> _Exercise inputs_
○ ○ ○ ○ ○

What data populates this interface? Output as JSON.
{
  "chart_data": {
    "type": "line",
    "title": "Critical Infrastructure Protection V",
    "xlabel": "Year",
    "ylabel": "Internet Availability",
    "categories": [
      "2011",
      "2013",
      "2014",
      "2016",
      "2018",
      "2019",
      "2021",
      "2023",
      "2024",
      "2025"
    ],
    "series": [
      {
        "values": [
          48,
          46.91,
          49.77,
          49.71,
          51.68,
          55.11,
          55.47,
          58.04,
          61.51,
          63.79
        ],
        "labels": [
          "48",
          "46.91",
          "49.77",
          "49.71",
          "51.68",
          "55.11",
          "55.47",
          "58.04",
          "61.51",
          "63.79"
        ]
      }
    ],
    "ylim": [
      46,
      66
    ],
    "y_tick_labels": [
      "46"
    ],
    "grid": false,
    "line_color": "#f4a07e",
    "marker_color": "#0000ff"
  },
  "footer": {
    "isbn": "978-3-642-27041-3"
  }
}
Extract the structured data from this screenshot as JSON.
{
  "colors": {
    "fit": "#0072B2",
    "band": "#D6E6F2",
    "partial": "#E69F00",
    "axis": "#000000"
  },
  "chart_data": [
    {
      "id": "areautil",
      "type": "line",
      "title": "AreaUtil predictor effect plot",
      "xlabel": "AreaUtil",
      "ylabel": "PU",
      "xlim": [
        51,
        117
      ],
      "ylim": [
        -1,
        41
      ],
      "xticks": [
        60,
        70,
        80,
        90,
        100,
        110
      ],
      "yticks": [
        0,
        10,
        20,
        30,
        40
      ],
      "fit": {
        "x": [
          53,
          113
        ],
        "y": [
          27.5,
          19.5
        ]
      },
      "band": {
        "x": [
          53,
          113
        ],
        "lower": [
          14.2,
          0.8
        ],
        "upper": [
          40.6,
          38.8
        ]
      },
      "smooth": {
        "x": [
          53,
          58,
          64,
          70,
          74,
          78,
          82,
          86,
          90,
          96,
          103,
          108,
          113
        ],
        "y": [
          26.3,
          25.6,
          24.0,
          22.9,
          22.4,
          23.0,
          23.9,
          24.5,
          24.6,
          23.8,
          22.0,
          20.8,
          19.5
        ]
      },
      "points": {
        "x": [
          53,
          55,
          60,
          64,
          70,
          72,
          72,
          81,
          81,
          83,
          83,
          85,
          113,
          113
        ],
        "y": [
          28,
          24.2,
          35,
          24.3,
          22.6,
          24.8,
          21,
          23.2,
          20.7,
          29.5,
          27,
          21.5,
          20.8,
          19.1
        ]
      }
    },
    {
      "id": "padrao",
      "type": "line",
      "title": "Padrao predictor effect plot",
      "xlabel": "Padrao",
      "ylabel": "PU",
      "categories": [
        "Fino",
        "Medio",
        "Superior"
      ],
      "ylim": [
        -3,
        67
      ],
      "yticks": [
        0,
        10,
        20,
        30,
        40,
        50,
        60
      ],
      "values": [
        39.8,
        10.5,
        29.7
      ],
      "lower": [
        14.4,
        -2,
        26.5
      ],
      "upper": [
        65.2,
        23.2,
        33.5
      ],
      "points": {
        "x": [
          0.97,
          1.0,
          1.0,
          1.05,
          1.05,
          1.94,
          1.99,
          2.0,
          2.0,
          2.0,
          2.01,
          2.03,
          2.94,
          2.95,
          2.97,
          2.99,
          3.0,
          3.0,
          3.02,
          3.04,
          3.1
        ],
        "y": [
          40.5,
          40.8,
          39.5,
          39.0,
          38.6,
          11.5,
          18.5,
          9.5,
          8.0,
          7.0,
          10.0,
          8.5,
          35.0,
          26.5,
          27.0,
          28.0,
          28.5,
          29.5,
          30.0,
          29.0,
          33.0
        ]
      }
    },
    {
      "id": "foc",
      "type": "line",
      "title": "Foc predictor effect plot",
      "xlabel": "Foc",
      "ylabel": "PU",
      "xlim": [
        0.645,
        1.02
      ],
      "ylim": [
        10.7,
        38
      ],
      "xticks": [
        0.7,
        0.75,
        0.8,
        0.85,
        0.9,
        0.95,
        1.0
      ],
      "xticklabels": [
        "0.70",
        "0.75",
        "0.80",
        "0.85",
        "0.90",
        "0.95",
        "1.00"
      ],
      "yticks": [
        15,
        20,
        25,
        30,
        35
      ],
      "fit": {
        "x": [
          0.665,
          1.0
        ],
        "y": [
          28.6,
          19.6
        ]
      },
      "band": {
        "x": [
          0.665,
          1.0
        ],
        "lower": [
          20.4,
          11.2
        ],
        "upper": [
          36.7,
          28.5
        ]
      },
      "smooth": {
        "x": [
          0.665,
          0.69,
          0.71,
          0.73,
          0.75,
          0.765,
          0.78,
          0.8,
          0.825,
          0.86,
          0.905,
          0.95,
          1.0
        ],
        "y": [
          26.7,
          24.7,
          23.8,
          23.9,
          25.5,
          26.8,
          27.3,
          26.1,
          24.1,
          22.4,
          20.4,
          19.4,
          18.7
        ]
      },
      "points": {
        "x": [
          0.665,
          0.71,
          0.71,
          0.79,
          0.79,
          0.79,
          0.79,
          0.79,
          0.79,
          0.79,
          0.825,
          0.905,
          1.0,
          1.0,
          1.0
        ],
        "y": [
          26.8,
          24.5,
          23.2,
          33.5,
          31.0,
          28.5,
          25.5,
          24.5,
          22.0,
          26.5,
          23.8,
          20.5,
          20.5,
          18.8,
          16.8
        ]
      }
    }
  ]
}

○ ○ ○ ○ ○

> _Task_
Your task is to reproduce all of the records exactly.

> _Task solution_
What data populates this interface? Output as JSON.
{
  "chart_data": {
    "type": "line",
    "title": "Critical Infrastructure Protection V",
    "xlabel": "Year",
    "ylabel": "Internet Availability",
    "categories": [
      "2011",
      "2013",
      "2014",
      "2016",
      "2018",
      "2019",
      "2021",
      "2023",
      "2024",
      "2025"
    ],
    "series": [
      {
        "values": [
          48,
          46.91,
          49.77,
          49.71,
          51.68,
          55.11,
          55.47,
          58.04,
          61.51,
          63.79
        ],
        "labels": [
          "48",
          "46.91",
          "49.77",
          "49.71",
          "51.68",
          "55.11",
          "55.47",
          "58.04",
          "61.51",
          "63.79"
        ]
      }
    ],
    "ylim": [
      46,
      66
    ],
    "y_tick_labels": [
      "46"
    ],
    "grid": false,
    "line_color": "#f4a07e",
    "marker_color": "#0000ff"
  },
  "footer": {
    "isbn": "978-3-642-27041-3"
  }
}
Extract the structured data from this screenshot as JSON.
{
  "colors": {
    "fit": "#0072B2",
    "band": "#D6E6F2",
    "partial": "#E69F00",
    "axis": "#000000"
  },
  "chart_data": [
    {
      "id": "areautil",
      "type": "line",
      "title": "AreaUtil predictor effect plot",
      "xlabel": "AreaUtil",
      "ylabel": "PU",
      "xlim": [
        51,
        117
      ],
      "ylim": [
        -1,
        41
      ],
      "xticks": [
        60,
        70,
        80,
        90,
        100,
        110
      ],
      "yticks": [
        0,
        10,
        20,
        30,
        40
      ],
      "fit": {
        "x": [
          53,
          113
        ],
        "y": [
          27.5,
          19.5
        ]
      },
      "band": {
        "x": [
          53,
          113
        ],
        "lower": [
          14.2,
          0.8
        ],
        "upper": [
          40.6,
          38.8
        ]
      },
      "smooth": {
        "x": [
          53,
          58,
          64,
          70,
          74,
          78,
          82,
          86,
          90,
          96,
          103,
          108,
          113
        ],
        "y": [
          26.3,
          25.6,
          24.0,
          22.9,
          22.4,
          23.0,
          23.9,
          24.5,
          24.6,
          23.8,
          22.0,
          20.8,
          19.5
        ]
      },
      "points": {
        "x": [
          53,
          55,
          60,
          64,
          70,
          72,
          72,
          81,
          81,
          83,
          83,
          85,
          113,
          113
        ],
        "y": [
          28,
          24.2,
          35,
          24.3,
          22.6,
          24.8,
          21,
          23.2,
          20.7,
          29.5,
          27,
          21.5,
          20.8,
          19.1
        ]
      }
    },
    {
      "id": "padrao",
      "type": "line",
      "title": "Padrao predictor effect plot",
      "xlabel": "Padrao",
      "ylabel": "PU",
      "categories": [
        "Fino",
        "Medio",
        "Superior"
      ],
      "ylim": [
        -3,
        67
      ],
      "yticks": [
        0,
        10,
        20,
        30,
        40,
        50,
        60
      ],
      "values": [
        39.8,
        10.5,
        29.7
      ],
      "lower": [
        14.4,
        -2,
        26.5
      ],
      "upper": [
        65.2,
        23.2,
        33.5
      ],
      "points": {
        "x": [
          0.97,
          1.0,
          1.0,
          1.05,
          1.05,
          1.94,
          1.99,
          2.0,
          2.0,
          2.0,
          2.01,
          2.03,
          2.94,
          2.95,
          2.97,
          2.99,
          3.0,
          3.0,
          3.02,
          3.04,
          3.1
        ],
        "y": [
          40.5,
          40.8,
          39.5,
          39.0,
          38.6,
          11.5,
          18.5,
          9.5,
          8.0,
          7.0,
          10.0,
          8.5,
          35.0,
          26.5,
          27.0,
          28.0,
          28.5,
          29.5,
          30.0,
          29.0,
          33.0
        ]
      }
    },
    {
      "id": "foc",
      "type": "line",
      "title": "Foc predictor effect plot",
      "xlabel": "Foc",
      "ylabel": "PU",
      "xlim": [
        0.645,
        1.02
      ],
      "ylim": [
        10.7,
        38
      ],
      "xticks": [
        0.7,
        0.75,
        0.8,
        0.85,
        0.9,
        0.95,
        1.0
      ],
      "xticklabels": [
        "0.70",
        "0.75",
        "0.80",
        "0.85",
        "0.90",
        "0.95",
        "1.00"
      ],
      "yticks": [
        15,
        20,
        25,
        30,
        35
      ],
      "fit": {
        "x": [
          0.665,
          1.0
        ],
        "y": [
          28.6,
          19.6
        ]
      },
      "band": {
        "x": [
          0.665,
          1.0
        ],
        "lower": [
          20.4,
          11.2
        ],
        "upper": [
          36.7,
          28.5
        ]
      },
      "smooth": {
        "x": [
          0.665,
          0.69,
          0.71,
          0.73,
          0.75,
          0.765,
          0.78,
          0.8,
          0.825,
          0.86,
          0.905,
          0.95,
          1.0
        ],
        "y": [
          26.7,
          24.7,
          23.8,
          23.9,
          25.5,
          26.8,
          27.3,
          26.1,
          24.1,
          22.4,
          20.4,
          19.4,
          18.7
        ]
      },
      "points": {
        "x": [
          0.665,
          0.71,
          0.71,
          0.79,
          0.79,
          0.79,
          0.79,
          0.79,
          0.79,
          0.79,
          0.825,
          0.905,
          1.0,
          1.0,
          1.0
        ],
        "y": [
          26.8,
          24.5,
          23.2,
          33.5,
          31.0,
          28.5,
          25.5,
          24.5,
          22.0,
          26.5,
          23.8,
          20.5,
          20.5,
          18.8,
          16.8
        ]
      }
    }
  ]
}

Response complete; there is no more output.